Dataset items:
┌──

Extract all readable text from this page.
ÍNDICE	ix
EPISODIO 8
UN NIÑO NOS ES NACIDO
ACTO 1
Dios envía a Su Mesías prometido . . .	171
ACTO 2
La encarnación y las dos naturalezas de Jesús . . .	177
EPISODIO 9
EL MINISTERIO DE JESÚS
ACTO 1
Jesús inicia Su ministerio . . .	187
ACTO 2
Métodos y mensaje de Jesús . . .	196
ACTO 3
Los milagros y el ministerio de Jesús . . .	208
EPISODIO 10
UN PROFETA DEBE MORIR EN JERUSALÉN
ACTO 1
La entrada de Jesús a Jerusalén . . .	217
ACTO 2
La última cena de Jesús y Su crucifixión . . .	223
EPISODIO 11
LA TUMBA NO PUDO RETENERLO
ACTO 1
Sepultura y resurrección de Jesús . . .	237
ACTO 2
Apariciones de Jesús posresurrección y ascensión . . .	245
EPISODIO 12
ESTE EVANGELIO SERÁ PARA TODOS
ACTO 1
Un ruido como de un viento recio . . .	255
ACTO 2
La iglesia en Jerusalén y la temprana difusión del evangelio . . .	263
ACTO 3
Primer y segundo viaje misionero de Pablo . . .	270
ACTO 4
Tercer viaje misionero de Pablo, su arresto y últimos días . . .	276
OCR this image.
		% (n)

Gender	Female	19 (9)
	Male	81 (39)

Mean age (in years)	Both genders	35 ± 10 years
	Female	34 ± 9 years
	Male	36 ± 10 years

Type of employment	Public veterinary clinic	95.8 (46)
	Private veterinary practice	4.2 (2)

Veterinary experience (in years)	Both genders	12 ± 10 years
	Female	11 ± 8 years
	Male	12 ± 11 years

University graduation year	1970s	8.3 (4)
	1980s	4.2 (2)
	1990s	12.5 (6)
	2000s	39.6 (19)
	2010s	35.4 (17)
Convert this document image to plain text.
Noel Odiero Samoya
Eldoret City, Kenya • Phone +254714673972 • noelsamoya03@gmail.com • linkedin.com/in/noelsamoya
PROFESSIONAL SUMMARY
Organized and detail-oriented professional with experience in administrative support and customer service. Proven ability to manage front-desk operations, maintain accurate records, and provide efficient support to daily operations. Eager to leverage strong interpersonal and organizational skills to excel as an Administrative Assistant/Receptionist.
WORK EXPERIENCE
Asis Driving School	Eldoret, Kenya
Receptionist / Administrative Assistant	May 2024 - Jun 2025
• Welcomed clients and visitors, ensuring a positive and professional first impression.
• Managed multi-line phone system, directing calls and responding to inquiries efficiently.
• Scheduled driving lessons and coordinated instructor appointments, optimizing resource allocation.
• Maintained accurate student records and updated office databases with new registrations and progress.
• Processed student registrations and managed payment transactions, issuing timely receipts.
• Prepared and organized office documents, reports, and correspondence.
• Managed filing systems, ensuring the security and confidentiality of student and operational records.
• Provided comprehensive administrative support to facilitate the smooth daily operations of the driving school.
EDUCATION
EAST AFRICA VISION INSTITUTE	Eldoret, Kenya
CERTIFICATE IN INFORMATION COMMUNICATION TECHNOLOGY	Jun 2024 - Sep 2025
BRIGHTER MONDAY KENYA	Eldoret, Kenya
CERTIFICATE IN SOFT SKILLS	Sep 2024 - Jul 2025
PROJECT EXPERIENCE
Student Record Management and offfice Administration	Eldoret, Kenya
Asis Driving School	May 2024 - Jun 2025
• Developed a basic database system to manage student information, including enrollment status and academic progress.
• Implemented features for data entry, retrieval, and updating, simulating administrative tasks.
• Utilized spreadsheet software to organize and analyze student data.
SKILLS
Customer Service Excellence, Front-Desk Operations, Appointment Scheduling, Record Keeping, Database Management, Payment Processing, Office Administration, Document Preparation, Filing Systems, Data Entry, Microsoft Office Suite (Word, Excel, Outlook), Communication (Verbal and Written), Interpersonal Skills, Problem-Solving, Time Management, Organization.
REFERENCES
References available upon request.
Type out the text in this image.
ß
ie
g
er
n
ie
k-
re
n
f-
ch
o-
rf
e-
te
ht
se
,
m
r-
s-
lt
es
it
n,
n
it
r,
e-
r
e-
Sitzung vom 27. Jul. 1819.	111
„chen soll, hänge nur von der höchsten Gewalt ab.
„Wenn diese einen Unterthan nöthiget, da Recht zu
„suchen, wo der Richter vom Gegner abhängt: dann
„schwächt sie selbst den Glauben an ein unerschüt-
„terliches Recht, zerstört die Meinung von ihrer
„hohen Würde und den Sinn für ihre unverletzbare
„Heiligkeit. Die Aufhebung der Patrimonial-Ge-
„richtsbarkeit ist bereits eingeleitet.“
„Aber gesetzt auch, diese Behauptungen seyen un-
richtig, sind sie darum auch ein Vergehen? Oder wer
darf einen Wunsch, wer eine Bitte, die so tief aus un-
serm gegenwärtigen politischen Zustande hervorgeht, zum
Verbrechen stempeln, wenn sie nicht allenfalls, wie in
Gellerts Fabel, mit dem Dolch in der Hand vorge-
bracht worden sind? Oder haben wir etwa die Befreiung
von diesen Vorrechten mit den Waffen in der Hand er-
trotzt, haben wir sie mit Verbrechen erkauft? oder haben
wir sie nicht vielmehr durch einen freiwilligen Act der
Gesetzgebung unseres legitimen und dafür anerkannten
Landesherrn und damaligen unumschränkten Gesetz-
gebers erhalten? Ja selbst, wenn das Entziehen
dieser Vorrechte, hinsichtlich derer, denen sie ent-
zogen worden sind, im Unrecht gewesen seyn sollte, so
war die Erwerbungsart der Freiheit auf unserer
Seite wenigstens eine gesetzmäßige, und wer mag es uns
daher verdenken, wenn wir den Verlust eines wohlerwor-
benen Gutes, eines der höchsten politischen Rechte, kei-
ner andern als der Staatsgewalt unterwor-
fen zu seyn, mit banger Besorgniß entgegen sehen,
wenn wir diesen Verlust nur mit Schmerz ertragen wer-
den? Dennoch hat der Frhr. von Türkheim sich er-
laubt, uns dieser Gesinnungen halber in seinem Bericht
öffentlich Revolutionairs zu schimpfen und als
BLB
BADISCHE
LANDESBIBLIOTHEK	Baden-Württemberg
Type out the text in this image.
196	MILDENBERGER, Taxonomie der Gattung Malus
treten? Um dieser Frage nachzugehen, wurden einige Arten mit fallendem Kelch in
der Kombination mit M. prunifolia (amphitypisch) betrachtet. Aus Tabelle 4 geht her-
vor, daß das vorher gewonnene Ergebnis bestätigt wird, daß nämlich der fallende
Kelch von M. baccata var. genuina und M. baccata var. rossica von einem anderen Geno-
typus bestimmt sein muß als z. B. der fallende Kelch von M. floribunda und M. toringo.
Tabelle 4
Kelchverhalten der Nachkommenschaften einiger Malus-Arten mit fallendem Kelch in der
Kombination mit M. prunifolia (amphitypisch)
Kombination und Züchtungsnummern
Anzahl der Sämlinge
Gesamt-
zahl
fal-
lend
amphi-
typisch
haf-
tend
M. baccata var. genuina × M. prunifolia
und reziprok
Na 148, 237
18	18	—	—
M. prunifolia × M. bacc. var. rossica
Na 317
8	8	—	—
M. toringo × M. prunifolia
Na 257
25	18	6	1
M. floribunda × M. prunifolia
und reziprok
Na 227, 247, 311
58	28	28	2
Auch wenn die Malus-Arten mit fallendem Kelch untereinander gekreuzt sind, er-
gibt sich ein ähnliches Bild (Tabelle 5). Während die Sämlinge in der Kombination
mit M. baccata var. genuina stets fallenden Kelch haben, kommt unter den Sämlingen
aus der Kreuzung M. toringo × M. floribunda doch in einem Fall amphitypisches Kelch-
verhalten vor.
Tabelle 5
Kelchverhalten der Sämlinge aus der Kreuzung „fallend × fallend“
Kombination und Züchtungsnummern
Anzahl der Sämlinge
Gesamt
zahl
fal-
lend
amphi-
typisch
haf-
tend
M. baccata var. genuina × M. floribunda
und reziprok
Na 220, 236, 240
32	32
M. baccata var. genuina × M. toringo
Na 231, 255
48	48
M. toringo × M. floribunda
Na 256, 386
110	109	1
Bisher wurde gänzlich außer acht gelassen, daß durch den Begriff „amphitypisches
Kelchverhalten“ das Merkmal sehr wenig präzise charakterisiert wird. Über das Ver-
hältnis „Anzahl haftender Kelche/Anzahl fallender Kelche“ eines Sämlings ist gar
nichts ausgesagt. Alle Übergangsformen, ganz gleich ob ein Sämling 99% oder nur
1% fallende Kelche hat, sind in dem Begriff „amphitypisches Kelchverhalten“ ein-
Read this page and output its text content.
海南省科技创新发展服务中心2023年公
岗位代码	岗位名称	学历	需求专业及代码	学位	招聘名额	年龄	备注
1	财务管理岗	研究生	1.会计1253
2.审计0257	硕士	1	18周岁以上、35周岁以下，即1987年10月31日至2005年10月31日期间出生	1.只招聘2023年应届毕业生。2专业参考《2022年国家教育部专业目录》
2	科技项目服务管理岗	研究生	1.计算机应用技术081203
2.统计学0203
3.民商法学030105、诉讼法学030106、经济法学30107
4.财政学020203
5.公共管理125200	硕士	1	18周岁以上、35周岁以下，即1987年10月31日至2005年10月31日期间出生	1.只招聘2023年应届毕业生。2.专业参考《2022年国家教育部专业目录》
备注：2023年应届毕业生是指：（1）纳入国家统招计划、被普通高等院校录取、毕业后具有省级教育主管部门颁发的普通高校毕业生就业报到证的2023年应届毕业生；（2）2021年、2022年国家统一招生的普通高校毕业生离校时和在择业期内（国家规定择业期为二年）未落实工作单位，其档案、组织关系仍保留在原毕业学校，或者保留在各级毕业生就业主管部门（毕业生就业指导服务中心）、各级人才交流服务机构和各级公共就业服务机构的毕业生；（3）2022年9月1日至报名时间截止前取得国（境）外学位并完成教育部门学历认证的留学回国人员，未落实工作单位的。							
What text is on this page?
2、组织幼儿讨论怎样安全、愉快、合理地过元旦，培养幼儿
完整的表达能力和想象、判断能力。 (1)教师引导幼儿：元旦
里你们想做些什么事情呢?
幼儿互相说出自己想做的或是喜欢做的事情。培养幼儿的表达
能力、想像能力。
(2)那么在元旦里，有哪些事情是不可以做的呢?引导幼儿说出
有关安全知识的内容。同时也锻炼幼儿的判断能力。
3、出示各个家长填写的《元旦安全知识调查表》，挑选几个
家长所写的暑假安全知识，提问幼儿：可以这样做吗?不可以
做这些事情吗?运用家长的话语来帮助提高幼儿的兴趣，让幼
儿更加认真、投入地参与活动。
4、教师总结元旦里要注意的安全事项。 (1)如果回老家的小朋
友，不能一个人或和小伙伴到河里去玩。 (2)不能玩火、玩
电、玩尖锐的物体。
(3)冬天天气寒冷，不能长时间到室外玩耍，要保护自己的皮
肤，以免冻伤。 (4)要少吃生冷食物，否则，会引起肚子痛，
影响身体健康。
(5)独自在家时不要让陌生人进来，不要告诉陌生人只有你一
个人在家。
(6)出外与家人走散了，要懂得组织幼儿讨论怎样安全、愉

└──

AIM: From the listing above, report the number of lines containing the string "Kenya", without any accompanying remarks.

THE RESPONSE: 5